[Description of the task]
Could you copy out each of the lines below word for word, without changing anything?

────────

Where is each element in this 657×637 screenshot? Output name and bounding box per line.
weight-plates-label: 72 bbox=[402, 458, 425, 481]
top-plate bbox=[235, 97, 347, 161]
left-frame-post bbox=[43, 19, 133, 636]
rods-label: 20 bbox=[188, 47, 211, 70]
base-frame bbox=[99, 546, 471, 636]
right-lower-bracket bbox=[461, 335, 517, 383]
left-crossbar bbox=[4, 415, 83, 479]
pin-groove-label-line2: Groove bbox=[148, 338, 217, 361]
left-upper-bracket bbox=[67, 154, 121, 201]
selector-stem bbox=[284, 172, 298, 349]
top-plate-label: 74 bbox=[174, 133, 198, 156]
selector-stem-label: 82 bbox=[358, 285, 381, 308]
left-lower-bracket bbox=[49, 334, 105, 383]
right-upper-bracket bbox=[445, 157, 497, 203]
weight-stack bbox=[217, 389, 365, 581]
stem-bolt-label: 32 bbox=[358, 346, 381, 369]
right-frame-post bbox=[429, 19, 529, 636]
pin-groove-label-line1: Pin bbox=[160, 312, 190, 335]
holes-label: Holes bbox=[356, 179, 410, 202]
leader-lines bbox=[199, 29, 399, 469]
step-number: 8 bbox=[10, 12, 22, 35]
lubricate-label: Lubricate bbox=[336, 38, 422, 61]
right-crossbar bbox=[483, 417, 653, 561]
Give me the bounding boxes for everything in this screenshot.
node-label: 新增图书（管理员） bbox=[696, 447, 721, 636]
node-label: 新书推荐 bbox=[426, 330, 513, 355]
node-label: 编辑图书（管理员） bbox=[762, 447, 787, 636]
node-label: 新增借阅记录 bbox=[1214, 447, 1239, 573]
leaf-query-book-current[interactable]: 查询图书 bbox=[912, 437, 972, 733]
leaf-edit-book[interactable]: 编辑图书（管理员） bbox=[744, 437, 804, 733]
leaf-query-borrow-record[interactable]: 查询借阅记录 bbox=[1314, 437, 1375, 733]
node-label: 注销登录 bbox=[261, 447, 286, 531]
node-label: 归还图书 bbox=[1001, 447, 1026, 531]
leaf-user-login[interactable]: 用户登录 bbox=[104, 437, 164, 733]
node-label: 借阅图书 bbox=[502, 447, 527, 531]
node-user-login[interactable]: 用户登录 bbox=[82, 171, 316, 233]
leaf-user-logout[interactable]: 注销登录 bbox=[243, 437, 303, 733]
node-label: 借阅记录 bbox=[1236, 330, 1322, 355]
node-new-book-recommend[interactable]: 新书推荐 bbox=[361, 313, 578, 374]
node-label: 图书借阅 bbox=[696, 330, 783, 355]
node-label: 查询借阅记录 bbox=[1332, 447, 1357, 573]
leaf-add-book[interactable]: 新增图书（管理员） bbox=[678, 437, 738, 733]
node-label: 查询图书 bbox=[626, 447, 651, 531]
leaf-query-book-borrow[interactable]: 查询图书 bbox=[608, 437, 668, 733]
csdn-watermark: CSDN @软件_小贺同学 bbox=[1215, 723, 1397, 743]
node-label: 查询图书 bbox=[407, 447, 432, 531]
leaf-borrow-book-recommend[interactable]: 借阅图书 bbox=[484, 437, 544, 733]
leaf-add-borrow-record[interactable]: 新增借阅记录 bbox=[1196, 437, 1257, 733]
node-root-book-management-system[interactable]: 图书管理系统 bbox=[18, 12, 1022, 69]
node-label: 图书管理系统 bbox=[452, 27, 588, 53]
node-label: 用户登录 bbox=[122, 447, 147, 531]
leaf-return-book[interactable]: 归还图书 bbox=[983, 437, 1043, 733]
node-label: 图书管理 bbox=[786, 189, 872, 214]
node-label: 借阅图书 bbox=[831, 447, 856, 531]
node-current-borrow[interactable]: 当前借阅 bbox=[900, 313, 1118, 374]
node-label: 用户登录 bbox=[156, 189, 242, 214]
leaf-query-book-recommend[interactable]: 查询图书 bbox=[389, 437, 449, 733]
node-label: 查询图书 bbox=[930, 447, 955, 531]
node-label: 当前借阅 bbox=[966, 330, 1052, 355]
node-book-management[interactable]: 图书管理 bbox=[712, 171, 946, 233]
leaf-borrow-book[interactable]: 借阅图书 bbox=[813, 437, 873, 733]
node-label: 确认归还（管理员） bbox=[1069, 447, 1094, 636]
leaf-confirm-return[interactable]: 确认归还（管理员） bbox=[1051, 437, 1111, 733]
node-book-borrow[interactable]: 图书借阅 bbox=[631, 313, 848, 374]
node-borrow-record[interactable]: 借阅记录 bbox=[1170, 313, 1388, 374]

────────

[Written answer]
Where is each element in this 657×637 screenshot? Output name and bounding box per line.
weight-plates-label: 72 bbox=[402, 458, 425, 481]
top-plate bbox=[235, 97, 347, 161]
left-frame-post bbox=[43, 19, 133, 636]
rods-label: 20 bbox=[188, 47, 211, 70]
base-frame bbox=[99, 546, 471, 636]
right-lower-bracket bbox=[461, 335, 517, 383]
left-crossbar bbox=[4, 415, 83, 479]
pin-groove-label-line2: Groove bbox=[148, 338, 217, 361]
left-upper-bracket bbox=[67, 154, 121, 201]
selector-stem bbox=[284, 172, 298, 349]
top-plate-label: 74 bbox=[174, 133, 198, 156]
selector-stem-label: 82 bbox=[358, 285, 381, 308]
left-lower-bracket bbox=[49, 334, 105, 383]
right-upper-bracket bbox=[445, 157, 497, 203]
weight-stack bbox=[217, 389, 365, 581]
stem-bolt-label: 32 bbox=[358, 346, 381, 369]
right-frame-post bbox=[429, 19, 529, 636]
pin-groove-label-line1: Pin bbox=[160, 312, 190, 335]
holes-label: Holes bbox=[356, 179, 410, 202]
leader-lines bbox=[199, 29, 399, 469]
step-number: 8 bbox=[10, 12, 22, 35]
lubricate-label: Lubricate bbox=[336, 38, 422, 61]
right-crossbar bbox=[483, 417, 653, 561]
Give me the bounding boxes for everything in this screenshot.
node-label: 新增图书（管理员） bbox=[696, 447, 721, 636]
node-label: 新书推荐 bbox=[426, 330, 513, 355]
node-label: 编辑图书（管理员） bbox=[762, 447, 787, 636]
node-label: 新增借阅记录 bbox=[1214, 447, 1239, 573]
leaf-query-book-current[interactable]: 查询图书 bbox=[912, 437, 972, 733]
leaf-edit-book[interactable]: 编辑图书（管理员） bbox=[744, 437, 804, 733]
leaf-query-borrow-record[interactable]: 查询借阅记录 bbox=[1314, 437, 1375, 733]
node-label: 注销登录 bbox=[261, 447, 286, 531]
node-label: 归还图书 bbox=[1001, 447, 1026, 531]
leaf-user-login[interactable]: 用户登录 bbox=[104, 437, 164, 733]
node-label: 借阅图书 bbox=[502, 447, 527, 531]
node-user-login[interactable]: 用户登录 bbox=[82, 171, 316, 233]
leaf-user-logout[interactable]: 注销登录 bbox=[243, 437, 303, 733]
node-label: 借阅记录 bbox=[1236, 330, 1322, 355]
node-new-book-recommend[interactable]: 新书推荐 bbox=[361, 313, 578, 374]
node-label: 图书借阅 bbox=[696, 330, 783, 355]
node-label: 查询借阅记录 bbox=[1332, 447, 1357, 573]
leaf-add-book[interactable]: 新增图书（管理员） bbox=[678, 437, 738, 733]
node-label: 查询图书 bbox=[626, 447, 651, 531]
leaf-query-book-borrow[interactable]: 查询图书 bbox=[608, 437, 668, 733]
csdn-watermark: CSDN @软件_小贺同学 bbox=[1215, 723, 1397, 743]
node-label: 查询图书 bbox=[407, 447, 432, 531]
leaf-borrow-book-recommend[interactable]: 借阅图书 bbox=[484, 437, 544, 733]
leaf-add-borrow-record[interactable]: 新增借阅记录 bbox=[1196, 437, 1257, 733]
node-root-book-management-system[interactable]: 图书管理系统 bbox=[18, 12, 1022, 69]
node-label: 图书管理系统 bbox=[452, 27, 588, 53]
node-label: 用户登录 bbox=[122, 447, 147, 531]
leaf-return-book[interactable]: 归还图书 bbox=[983, 437, 1043, 733]
node-label: 图书管理 bbox=[786, 189, 872, 214]
node-label: 借阅图书 bbox=[831, 447, 856, 531]
node-current-borrow[interactable]: 当前借阅 bbox=[900, 313, 1118, 374]
node-label: 用户登录 bbox=[156, 189, 242, 214]
leaf-query-book-recommend[interactable]: 查询图书 bbox=[389, 437, 449, 733]
node-label: 查询图书 bbox=[930, 447, 955, 531]
node-label: 当前借阅 bbox=[966, 330, 1052, 355]
node-book-management[interactable]: 图书管理 bbox=[712, 171, 946, 233]
leaf-borrow-book[interactable]: 借阅图书 bbox=[813, 437, 873, 733]
node-label: 确认归还（管理员） bbox=[1069, 447, 1094, 636]
leaf-confirm-return[interactable]: 确认归还（管理员） bbox=[1051, 437, 1111, 733]
node-book-borrow[interactable]: 图书借阅 bbox=[631, 313, 848, 374]
node-borrow-record[interactable]: 借阅记录 bbox=[1170, 313, 1388, 374]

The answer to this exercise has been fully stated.